Entries provided →
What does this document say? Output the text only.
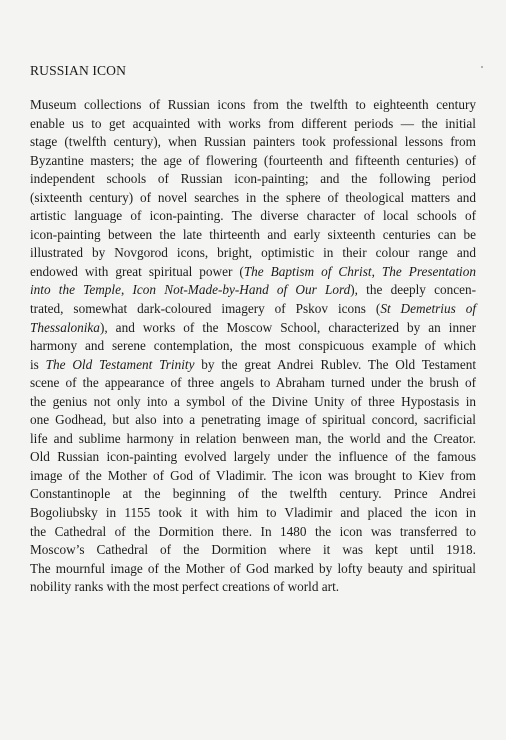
RUSSIAN ICON
Museum collections of Russian icons from the twelfth to eighteenth century
enable us to get acquainted with works from different periods — the initial
stage (twelfth century), when Russian painters took professional lessons from
Byzantine masters; the age of flowering (fourteenth and fifteenth centuries) of
independent schools of Russian icon-painting; and the following period
(sixteenth century) of novel searches in the sphere of theological matters and
artistic language of icon-painting. The diverse character of local schools of
icon-painting between the late thirteenth and early sixteenth centuries can be
illustrated by Novgorod icons, bright, optimistic in their colour range and
endowed with great spiritual power (The Baptism of Christ, The Presentation
into the Temple, Icon Not-Made-by-Hand of Our Lord), the deeply concen-
trated, somewhat dark-coloured imagery of Pskov icons (St Demetrius of
Thessalonika), and works of the Moscow School, characterized by an inner
harmony and serene contemplation, the most conspicuous example of which
is The Old Testament Trinity by the great Andrei Rublev. The Old Testament
scene of the appearance of three angels to Abraham turned under the brush of
the genius not only into a symbol of the Divine Unity of three Hypostasis in
one Godhead, but also into a penetrating image of spiritual concord, sacrificial
life and sublime harmony in relation benween man, the world and the Creator.
Old Russian icon-painting evolved largely under the influence of the famous
image of the Mother of God of Vladimir. The icon was brought to Kiev from
Constantinople at the beginning of the twelfth century. Prince Andrei
Bogoliubsky in 1155 took it with him to Vladimir and placed the icon in
the Cathedral of the Dormition there. In 1480 the icon was transferred to
Moscow’s Cathedral of the Dormition where it was kept until 1918.
The mournful image of the Mother of God marked by lofty beauty and spiritual
nobility ranks with the most perfect creations of world art.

Set exercise → Without the pictures, output the full listing exactly as it stands.

Finished exercise →
What does this document say? Output the text only.
RUSSIAN ICON
Museum collections of Russian icons from the twelfth to eighteenth century
enable us to get acquainted with works from different periods — the initial
stage (twelfth century), when Russian painters took professional lessons from
Byzantine masters; the age of flowering (fourteenth and fifteenth centuries) of
independent schools of Russian icon-painting; and the following period
(sixteenth century) of novel searches in the sphere of theological matters and
artistic language of icon-painting. The diverse character of local schools of
icon-painting between the late thirteenth and early sixteenth centuries can be
illustrated by Novgorod icons, bright, optimistic in their colour range and
endowed with great spiritual power (The Baptism of Christ, The Presentation
into the Temple, Icon Not-Made-by-Hand of Our Lord), the deeply concen-
trated, somewhat dark-coloured imagery of Pskov icons (St Demetrius of
Thessalonika), and works of the Moscow School, characterized by an inner
harmony and serene contemplation, the most conspicuous example of which
is The Old Testament Trinity by the great Andrei Rublev. The Old Testament
scene of the appearance of three angels to Abraham turned under the brush of
the genius not only into a symbol of the Divine Unity of three Hypostasis in
one Godhead, but also into a penetrating image of spiritual concord, sacrificial
life and sublime harmony in relation benween man, the world and the Creator.
Old Russian icon-painting evolved largely under the influence of the famous
image of the Mother of God of Vladimir. The icon was brought to Kiev from
Constantinople at the beginning of the twelfth century. Prince Andrei
Bogoliubsky in 1155 took it with him to Vladimir and placed the icon in
the Cathedral of the Dormition there. In 1480 the icon was transferred to
Moscow’s Cathedral of the Dormition where it was kept until 1918.
The mournful image of the Mother of God marked by lofty beauty and spiritual
nobility ranks with the most perfect creations of world art.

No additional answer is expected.